THE EXERCISE: Every line with the string "para" should be gathered.

ITEMS:
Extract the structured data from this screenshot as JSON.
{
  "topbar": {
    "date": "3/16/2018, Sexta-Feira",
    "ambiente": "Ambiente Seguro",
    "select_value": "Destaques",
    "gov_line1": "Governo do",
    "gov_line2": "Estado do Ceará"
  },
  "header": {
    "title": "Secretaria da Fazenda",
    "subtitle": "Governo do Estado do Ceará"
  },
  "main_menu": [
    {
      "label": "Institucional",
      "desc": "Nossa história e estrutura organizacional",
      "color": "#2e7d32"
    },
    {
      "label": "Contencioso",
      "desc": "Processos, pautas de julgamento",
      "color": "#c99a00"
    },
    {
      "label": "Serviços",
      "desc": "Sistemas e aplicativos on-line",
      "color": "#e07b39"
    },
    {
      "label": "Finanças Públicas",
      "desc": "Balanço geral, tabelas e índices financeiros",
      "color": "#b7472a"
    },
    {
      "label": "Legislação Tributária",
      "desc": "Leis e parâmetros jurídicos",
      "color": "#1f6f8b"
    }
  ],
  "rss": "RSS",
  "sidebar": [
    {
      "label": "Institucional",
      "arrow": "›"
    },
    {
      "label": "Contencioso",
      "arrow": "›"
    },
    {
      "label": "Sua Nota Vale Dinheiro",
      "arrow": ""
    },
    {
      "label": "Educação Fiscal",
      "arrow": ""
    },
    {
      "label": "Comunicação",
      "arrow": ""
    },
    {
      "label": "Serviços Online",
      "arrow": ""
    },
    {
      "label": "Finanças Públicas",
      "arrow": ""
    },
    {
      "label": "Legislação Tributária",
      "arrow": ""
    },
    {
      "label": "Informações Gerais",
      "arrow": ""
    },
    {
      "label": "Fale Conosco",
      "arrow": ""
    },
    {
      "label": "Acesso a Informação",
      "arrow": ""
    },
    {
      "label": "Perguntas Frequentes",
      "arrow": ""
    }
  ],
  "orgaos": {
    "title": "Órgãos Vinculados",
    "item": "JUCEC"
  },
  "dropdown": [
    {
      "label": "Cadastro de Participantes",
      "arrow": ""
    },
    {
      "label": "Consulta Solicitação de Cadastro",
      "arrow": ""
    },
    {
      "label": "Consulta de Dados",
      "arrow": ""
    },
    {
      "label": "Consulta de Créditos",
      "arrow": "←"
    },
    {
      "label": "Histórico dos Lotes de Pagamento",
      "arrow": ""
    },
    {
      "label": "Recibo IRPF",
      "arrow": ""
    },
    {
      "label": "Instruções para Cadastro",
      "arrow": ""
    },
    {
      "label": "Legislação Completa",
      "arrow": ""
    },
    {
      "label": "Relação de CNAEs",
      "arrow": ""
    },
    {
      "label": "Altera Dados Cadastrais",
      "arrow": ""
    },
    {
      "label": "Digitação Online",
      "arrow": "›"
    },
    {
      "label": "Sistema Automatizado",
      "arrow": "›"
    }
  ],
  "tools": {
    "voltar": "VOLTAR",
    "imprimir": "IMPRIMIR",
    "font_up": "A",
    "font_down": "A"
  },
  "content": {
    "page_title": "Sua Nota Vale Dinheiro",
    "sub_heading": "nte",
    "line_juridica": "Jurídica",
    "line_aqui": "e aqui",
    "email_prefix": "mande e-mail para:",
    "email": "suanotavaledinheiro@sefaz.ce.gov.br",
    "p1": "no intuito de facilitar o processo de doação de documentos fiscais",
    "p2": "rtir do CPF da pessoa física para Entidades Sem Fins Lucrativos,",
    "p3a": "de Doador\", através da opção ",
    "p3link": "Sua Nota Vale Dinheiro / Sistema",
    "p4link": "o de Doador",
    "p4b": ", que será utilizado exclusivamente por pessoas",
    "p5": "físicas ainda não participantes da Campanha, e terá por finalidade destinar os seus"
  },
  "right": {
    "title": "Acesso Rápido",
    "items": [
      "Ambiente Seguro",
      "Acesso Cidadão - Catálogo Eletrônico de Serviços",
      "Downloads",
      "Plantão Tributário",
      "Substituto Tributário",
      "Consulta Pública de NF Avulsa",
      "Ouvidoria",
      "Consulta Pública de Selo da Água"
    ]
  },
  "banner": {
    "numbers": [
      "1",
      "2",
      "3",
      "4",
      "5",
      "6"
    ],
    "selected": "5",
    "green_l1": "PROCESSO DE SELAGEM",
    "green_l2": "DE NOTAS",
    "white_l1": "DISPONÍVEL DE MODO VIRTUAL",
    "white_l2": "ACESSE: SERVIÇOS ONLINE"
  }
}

CORRECT ANSWER:
      "label": "Instruções para Cadastro",
    "email_prefix": "mande e-mail para:",
    "p2": "rtir do CPF da pessoa física para Entidades Sem Fins Lucrativos,",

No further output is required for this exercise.